**Records for this exercise**
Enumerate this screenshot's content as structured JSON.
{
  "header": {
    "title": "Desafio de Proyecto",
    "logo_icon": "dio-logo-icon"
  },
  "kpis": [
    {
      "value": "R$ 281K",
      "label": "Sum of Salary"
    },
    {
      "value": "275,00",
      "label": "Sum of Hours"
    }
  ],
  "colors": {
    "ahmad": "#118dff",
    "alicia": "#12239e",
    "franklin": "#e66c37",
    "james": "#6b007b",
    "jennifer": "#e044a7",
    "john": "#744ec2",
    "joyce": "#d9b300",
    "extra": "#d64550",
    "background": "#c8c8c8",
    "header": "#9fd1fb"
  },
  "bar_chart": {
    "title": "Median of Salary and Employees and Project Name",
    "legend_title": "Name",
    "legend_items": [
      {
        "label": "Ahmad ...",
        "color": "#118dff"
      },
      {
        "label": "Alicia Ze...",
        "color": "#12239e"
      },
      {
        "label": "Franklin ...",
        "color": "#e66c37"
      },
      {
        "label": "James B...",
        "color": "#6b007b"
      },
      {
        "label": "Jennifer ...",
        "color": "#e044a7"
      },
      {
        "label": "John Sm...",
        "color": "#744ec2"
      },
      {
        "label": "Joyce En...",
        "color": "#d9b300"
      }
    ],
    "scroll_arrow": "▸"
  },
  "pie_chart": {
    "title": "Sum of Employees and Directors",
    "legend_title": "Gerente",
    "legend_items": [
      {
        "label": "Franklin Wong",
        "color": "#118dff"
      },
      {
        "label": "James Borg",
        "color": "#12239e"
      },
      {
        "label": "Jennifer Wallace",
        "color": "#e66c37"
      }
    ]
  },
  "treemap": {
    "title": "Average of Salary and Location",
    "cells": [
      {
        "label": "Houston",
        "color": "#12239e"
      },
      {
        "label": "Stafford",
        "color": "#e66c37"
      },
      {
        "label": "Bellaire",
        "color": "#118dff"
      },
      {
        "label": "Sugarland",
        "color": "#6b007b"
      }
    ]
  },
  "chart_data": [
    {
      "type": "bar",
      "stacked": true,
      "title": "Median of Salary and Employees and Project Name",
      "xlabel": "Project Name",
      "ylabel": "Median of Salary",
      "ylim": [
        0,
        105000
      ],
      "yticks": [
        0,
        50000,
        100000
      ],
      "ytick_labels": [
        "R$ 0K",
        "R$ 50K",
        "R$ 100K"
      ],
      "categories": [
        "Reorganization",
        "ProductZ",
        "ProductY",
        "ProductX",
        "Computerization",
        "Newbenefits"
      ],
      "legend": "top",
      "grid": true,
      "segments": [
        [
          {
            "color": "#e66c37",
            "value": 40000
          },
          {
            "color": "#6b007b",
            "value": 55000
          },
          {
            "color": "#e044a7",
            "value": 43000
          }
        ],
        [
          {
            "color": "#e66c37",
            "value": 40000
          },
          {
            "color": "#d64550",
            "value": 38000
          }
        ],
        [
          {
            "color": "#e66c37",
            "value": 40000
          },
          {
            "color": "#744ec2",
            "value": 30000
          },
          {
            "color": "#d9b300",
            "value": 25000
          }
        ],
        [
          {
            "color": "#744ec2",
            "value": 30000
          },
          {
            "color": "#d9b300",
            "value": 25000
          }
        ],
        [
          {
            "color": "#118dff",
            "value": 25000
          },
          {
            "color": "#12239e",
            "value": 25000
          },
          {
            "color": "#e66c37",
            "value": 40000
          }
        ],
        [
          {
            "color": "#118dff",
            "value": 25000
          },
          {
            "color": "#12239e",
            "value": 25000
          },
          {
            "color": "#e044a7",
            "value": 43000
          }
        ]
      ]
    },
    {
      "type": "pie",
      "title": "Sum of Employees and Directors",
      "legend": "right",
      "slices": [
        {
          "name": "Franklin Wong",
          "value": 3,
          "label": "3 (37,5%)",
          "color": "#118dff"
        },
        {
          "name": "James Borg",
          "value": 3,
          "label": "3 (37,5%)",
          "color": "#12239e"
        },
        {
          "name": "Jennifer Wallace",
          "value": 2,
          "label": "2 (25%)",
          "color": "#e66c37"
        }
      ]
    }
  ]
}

**What to produce**
Copy the data above in full, character for character.

**Finished task**
Enumerate this screenshot's content as structured JSON.
{
  "header": {
    "title": "Desafio de Proyecto",
    "logo_icon": "dio-logo-icon"
  },
  "kpis": [
    {
      "value": "R$ 281K",
      "label": "Sum of Salary"
    },
    {
      "value": "275,00",
      "label": "Sum of Hours"
    }
  ],
  "colors": {
    "ahmad": "#118dff",
    "alicia": "#12239e",
    "franklin": "#e66c37",
    "james": "#6b007b",
    "jennifer": "#e044a7",
    "john": "#744ec2",
    "joyce": "#d9b300",
    "extra": "#d64550",
    "background": "#c8c8c8",
    "header": "#9fd1fb"
  },
  "bar_chart": {
    "title": "Median of Salary and Employees and Project Name",
    "legend_title": "Name",
    "legend_items": [
      {
        "label": "Ahmad ...",
        "color": "#118dff"
      },
      {
        "label": "Alicia Ze...",
        "color": "#12239e"
      },
      {
        "label": "Franklin ...",
        "color": "#e66c37"
      },
      {
        "label": "James B...",
        "color": "#6b007b"
      },
      {
        "label": "Jennifer ...",
        "color": "#e044a7"
      },
      {
        "label": "John Sm...",
        "color": "#744ec2"
      },
      {
        "label": "Joyce En...",
        "color": "#d9b300"
      }
    ],
    "scroll_arrow": "▸"
  },
  "pie_chart": {
    "title": "Sum of Employees and Directors",
    "legend_title": "Gerente",
    "legend_items": [
      {
        "label": "Franklin Wong",
        "color": "#118dff"
      },
      {
        "label": "James Borg",
        "color": "#12239e"
      },
      {
        "label": "Jennifer Wallace",
        "color": "#e66c37"
      }
    ]
  },
  "treemap": {
    "title": "Average of Salary and Location",
    "cells": [
      {
        "label": "Houston",
        "color": "#12239e"
      },
      {
        "label": "Stafford",
        "color": "#e66c37"
      },
      {
        "label": "Bellaire",
        "color": "#118dff"
      },
      {
        "label": "Sugarland",
        "color": "#6b007b"
      }
    ]
  },
  "chart_data": [
    {
      "type": "bar",
      "stacked": true,
      "title": "Median of Salary and Employees and Project Name",
      "xlabel": "Project Name",
      "ylabel": "Median of Salary",
      "ylim": [
        0,
        105000
      ],
      "yticks": [
        0,
        50000,
        100000
      ],
      "ytick_labels": [
        "R$ 0K",
        "R$ 50K",
        "R$ 100K"
      ],
      "categories": [
        "Reorganization",
        "ProductZ",
        "ProductY",
        "ProductX",
        "Computerization",
        "Newbenefits"
      ],
      "legend": "top",
      "grid": true,
      "segments": [
        [
          {
            "color": "#e66c37",
            "value": 40000
          },
          {
            "color": "#6b007b",
            "value": 55000
          },
          {
            "color": "#e044a7",
            "value": 43000
          }
        ],
        [
          {
            "color": "#e66c37",
            "value": 40000
          },
          {
            "color": "#d64550",
            "value": 38000
          }
        ],
        [
          {
            "color": "#e66c37",
            "value": 40000
          },
          {
            "color": "#744ec2",
            "value": 30000
          },
          {
            "color": "#d9b300",
            "value": 25000
          }
        ],
        [
          {
            "color": "#744ec2",
            "value": 30000
          },
          {
            "color": "#d9b300",
            "value": 25000
          }
        ],
        [
          {
            "color": "#118dff",
            "value": 25000
          },
          {
            "color": "#12239e",
            "value": 25000
          },
          {
            "color": "#e66c37",
            "value": 40000
          }
        ],
        [
          {
            "color": "#118dff",
            "value": 25000
          },
          {
            "color": "#12239e",
            "value": 25000
          },
          {
            "color": "#e044a7",
            "value": 43000
          }
        ]
      ]
    },
    {
      "type": "pie",
      "title": "Sum of Employees and Directors",
      "legend": "right",
      "slices": [
        {
          "name": "Franklin Wong",
          "value": 3,
          "label": "3 (37,5%)",
          "color": "#118dff"
        },
        {
          "name": "James Borg",
          "value": 3,
          "label": "3 (37,5%)",
          "color": "#12239e"
        },
        {
          "name": "Jennifer Wallace",
          "value": 2,
          "label": "2 (25%)",
          "color": "#e66c37"
        }
      ]
    }
  ]
}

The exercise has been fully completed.